[Exercise aim] Locate the lines of the listing below that hold "data", then copy each of them.

[Records to process]
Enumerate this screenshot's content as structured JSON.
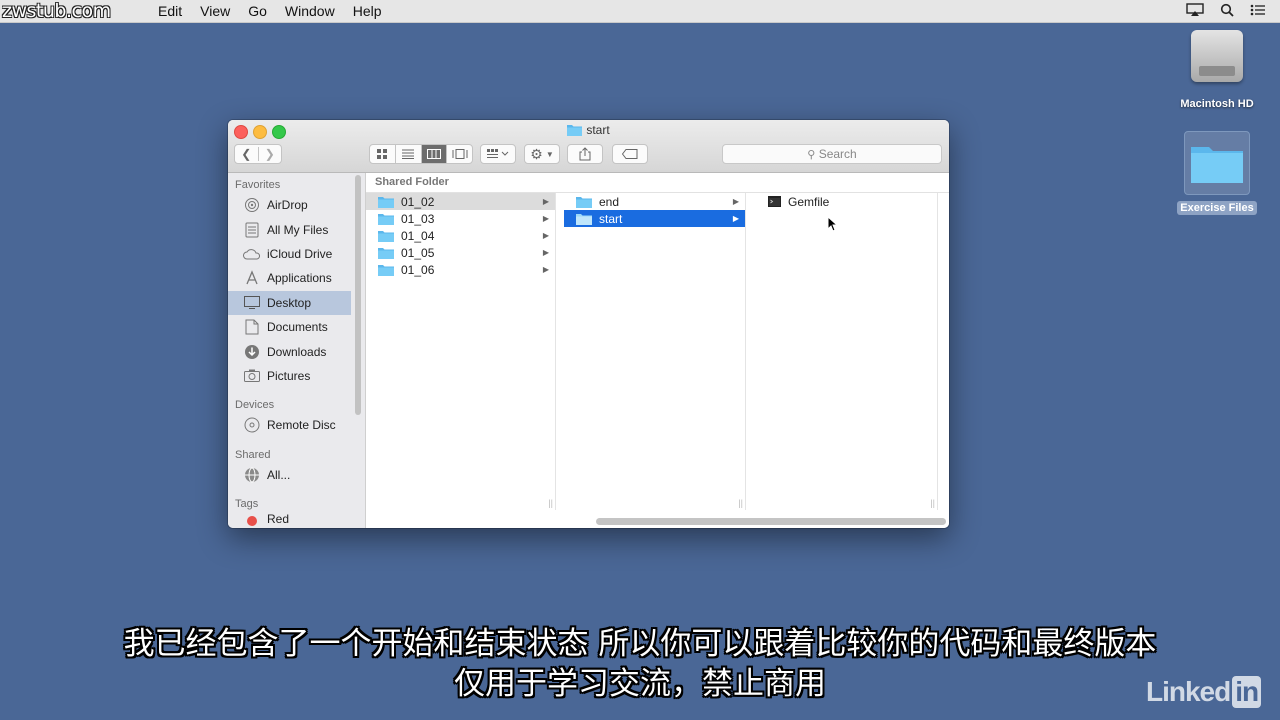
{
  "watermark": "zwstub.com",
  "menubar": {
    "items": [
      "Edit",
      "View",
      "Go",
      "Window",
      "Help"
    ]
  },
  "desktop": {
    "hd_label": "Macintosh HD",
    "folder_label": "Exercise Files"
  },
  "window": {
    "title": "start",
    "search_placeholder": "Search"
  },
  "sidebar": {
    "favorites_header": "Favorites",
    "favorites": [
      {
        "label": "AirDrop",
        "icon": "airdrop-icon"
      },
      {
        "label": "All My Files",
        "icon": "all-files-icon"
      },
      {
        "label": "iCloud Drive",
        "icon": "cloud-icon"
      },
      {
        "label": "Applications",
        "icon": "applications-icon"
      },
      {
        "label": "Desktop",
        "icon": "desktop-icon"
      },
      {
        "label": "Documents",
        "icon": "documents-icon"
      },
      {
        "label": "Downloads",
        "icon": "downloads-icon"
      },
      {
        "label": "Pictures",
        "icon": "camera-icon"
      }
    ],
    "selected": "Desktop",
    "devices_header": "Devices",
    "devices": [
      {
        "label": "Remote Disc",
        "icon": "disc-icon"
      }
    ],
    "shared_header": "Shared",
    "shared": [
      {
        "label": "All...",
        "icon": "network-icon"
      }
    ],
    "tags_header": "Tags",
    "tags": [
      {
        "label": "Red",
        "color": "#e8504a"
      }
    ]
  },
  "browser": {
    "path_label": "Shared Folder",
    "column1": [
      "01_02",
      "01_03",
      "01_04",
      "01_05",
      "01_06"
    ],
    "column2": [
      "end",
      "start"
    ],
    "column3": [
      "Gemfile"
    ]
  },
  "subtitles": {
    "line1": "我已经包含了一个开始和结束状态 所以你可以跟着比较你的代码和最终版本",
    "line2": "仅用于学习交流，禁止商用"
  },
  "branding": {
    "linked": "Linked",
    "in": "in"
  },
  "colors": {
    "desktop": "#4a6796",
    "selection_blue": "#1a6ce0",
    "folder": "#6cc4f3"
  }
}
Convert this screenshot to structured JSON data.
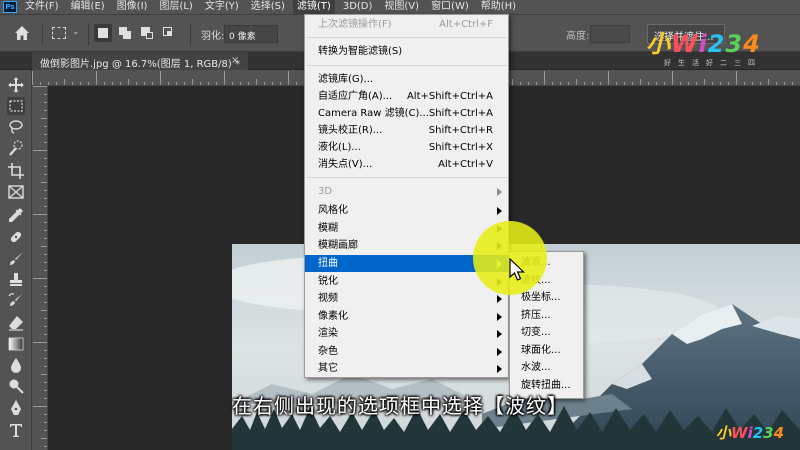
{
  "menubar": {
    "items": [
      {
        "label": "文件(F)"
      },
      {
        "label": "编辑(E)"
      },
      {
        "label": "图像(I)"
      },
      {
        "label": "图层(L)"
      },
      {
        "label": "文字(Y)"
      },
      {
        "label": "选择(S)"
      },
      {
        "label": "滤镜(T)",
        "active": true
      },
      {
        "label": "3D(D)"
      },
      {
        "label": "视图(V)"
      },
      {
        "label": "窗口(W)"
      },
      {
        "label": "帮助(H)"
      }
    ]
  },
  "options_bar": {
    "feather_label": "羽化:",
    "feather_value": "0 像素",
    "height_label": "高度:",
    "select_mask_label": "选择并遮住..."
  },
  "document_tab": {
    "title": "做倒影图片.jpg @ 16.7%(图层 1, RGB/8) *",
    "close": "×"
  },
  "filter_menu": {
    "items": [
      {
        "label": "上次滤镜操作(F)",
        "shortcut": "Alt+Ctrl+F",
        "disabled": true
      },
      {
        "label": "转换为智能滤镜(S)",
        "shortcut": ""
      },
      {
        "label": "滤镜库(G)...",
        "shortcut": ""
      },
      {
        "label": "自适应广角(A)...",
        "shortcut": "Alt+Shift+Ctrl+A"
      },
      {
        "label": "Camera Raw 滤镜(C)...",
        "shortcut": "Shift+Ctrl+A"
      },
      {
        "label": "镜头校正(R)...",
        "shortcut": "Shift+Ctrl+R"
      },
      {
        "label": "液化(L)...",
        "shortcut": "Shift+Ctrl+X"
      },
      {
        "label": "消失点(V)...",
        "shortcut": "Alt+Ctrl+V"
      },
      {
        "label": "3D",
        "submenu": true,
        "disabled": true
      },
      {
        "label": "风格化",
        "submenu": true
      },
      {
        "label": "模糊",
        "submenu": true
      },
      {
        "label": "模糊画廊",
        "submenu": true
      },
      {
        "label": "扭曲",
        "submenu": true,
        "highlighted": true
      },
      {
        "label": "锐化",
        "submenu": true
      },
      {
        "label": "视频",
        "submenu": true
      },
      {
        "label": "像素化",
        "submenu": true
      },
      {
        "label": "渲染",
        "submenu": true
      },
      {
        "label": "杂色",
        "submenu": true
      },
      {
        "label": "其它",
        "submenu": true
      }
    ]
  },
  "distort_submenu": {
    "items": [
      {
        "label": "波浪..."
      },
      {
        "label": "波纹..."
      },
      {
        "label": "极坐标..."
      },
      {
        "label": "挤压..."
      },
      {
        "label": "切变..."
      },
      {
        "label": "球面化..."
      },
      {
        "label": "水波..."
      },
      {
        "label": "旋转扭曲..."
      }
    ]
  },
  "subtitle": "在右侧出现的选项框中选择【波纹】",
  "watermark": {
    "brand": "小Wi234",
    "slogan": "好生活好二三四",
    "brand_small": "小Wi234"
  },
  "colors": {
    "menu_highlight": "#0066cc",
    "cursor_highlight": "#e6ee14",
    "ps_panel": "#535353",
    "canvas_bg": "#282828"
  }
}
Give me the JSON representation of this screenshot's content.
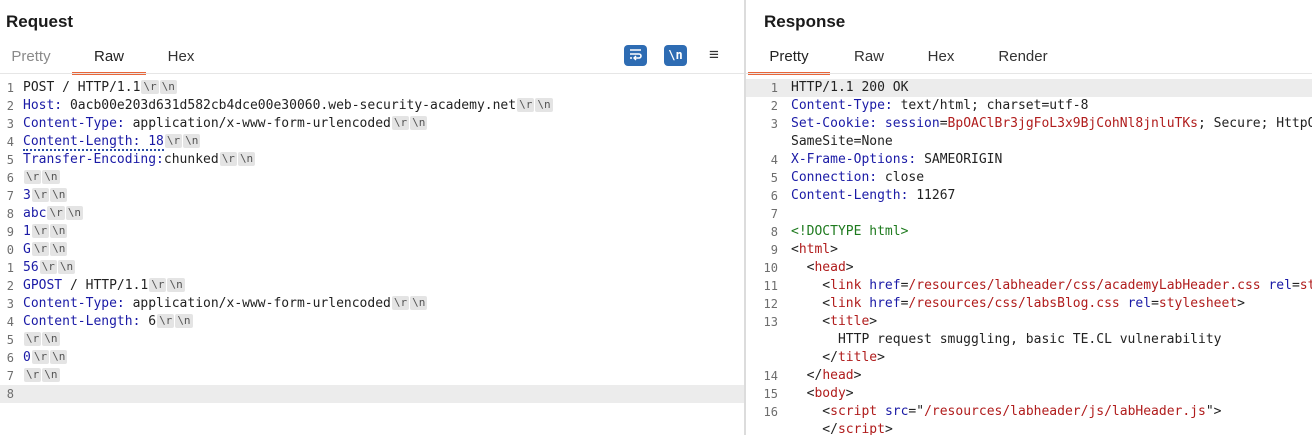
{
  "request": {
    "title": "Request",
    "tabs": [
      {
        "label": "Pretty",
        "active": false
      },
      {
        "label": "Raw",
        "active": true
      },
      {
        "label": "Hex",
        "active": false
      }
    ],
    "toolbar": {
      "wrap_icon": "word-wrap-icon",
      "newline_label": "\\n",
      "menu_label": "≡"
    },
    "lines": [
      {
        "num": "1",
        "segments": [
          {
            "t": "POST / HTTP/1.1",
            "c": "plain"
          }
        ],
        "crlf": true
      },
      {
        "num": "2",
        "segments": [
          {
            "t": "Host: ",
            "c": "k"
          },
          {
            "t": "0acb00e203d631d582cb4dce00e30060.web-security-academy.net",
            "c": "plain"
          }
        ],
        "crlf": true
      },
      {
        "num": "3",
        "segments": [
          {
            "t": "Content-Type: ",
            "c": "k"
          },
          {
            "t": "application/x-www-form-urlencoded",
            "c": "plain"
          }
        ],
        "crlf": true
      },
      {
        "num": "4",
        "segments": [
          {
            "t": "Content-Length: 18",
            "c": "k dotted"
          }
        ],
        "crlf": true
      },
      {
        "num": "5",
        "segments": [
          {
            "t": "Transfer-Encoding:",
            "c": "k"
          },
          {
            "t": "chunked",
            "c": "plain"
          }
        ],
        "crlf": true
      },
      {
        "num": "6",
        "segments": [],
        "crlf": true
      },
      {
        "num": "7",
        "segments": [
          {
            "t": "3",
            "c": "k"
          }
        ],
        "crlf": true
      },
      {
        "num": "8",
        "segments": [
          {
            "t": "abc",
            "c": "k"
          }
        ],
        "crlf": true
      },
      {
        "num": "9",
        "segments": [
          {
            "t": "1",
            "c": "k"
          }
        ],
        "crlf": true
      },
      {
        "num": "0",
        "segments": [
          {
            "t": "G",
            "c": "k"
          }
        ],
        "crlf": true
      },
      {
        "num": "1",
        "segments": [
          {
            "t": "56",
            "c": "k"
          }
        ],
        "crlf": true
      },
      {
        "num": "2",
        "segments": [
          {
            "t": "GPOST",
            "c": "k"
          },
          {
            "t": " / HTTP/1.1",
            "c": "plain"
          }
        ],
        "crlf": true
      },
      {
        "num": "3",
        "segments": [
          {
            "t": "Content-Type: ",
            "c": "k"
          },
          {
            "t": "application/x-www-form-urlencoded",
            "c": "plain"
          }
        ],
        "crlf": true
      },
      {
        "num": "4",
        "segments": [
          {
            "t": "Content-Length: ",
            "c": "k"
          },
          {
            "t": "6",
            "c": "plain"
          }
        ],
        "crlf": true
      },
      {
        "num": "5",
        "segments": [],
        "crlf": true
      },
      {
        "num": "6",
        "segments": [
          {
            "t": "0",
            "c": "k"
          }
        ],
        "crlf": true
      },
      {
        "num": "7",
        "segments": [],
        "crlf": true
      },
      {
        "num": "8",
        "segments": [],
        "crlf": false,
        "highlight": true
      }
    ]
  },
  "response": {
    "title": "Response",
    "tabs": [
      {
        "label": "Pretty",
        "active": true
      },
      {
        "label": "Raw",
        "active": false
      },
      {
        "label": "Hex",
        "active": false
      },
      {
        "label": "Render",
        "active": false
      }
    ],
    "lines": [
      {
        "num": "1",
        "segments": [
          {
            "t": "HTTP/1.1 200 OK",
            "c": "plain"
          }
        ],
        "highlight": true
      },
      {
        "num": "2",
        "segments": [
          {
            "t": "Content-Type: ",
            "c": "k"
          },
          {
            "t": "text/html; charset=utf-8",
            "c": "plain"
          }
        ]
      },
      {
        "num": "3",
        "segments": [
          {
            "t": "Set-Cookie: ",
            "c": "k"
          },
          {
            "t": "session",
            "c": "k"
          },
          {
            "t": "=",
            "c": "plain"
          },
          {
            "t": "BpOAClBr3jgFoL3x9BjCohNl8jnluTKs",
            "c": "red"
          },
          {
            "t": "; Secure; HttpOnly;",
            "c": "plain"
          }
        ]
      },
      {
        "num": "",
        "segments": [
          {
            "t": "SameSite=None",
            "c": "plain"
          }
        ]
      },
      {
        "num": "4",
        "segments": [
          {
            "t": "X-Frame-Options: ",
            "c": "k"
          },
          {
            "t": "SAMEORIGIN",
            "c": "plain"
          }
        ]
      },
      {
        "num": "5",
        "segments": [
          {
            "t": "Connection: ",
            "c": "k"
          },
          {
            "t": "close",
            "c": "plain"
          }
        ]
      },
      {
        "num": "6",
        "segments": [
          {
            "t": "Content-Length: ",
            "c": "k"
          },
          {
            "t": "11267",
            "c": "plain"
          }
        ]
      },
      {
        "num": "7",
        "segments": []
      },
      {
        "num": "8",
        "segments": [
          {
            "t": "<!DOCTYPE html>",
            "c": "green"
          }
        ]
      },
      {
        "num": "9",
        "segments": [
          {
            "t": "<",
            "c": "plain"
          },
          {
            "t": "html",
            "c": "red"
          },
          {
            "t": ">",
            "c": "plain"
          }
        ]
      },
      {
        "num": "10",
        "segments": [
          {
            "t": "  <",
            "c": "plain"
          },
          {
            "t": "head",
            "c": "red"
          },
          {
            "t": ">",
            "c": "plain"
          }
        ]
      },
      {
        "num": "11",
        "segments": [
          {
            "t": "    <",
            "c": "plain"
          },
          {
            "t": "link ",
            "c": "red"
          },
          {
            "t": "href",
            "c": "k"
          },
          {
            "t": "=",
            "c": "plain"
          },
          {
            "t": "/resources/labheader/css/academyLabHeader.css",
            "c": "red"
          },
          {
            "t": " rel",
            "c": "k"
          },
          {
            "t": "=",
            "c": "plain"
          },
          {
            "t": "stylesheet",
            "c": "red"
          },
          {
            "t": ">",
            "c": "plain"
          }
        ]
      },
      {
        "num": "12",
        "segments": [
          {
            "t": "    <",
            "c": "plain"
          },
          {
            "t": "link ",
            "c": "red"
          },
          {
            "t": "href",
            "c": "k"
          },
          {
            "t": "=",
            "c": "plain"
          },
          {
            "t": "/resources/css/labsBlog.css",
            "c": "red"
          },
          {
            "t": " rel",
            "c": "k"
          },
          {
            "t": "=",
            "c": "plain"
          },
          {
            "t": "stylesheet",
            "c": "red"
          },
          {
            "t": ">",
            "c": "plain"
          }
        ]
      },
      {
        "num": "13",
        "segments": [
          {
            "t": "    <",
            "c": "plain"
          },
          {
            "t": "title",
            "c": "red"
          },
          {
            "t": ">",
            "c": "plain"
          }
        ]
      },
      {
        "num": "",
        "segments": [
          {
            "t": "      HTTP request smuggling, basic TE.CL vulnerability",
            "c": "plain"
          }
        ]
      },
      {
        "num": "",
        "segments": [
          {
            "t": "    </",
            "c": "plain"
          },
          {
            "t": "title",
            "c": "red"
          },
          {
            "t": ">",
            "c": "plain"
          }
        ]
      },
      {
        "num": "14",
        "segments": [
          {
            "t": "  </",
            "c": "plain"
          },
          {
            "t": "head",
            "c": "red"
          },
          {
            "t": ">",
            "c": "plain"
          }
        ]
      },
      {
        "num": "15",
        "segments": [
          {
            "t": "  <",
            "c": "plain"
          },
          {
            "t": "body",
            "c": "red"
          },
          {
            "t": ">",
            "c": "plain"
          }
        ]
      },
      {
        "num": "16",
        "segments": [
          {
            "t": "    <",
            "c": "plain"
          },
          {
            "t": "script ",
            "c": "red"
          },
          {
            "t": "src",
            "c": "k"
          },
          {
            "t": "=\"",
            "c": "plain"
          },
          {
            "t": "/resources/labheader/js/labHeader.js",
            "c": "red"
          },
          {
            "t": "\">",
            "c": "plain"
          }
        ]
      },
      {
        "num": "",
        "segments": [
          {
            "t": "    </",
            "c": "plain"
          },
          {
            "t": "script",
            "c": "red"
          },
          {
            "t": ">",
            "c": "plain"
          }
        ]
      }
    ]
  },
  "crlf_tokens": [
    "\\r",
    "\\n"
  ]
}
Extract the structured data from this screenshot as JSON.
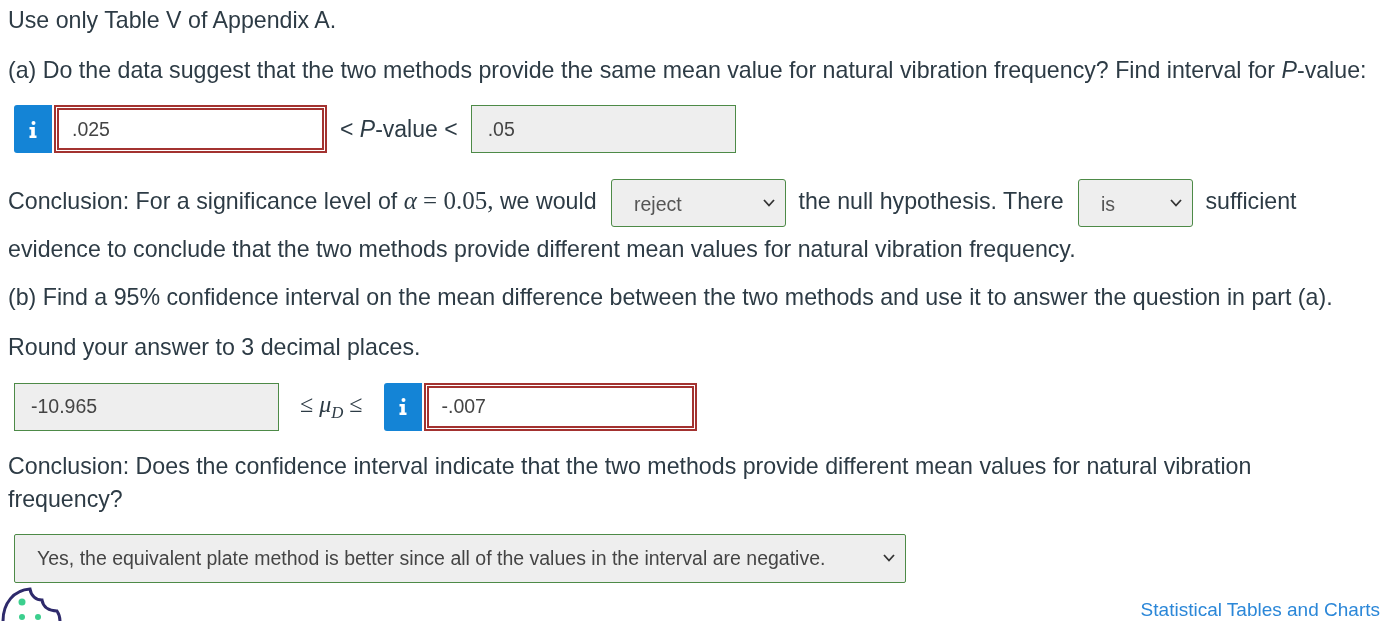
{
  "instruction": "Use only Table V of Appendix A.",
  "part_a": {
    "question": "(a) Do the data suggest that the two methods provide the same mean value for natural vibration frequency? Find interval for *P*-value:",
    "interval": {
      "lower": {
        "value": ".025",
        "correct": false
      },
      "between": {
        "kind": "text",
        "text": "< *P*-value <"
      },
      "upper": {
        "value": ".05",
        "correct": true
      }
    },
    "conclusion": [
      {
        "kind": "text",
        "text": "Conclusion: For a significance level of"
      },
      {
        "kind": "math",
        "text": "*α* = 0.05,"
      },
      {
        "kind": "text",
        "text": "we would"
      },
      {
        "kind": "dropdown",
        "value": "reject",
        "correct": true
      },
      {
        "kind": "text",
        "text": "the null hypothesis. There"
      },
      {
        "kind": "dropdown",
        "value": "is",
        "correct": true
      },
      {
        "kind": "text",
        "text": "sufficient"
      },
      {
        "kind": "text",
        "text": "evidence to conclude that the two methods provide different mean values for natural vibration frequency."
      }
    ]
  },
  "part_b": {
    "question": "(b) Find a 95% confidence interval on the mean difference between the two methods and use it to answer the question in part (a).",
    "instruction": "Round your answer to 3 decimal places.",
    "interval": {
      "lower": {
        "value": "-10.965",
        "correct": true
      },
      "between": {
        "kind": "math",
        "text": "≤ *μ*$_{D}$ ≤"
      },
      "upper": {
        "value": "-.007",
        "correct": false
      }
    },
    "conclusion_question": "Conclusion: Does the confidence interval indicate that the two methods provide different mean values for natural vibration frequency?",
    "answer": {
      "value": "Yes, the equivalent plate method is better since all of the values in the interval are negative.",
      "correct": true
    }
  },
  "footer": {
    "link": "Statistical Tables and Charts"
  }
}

[Solved exercise]
Convert this screenshot to structured JSON data.
Extract the structured data from this screenshot as JSON.
    "question": "(a) Do the data suggest that the two methods provide the same mean value for natural vibration frequency? Find interval for *P*-value:",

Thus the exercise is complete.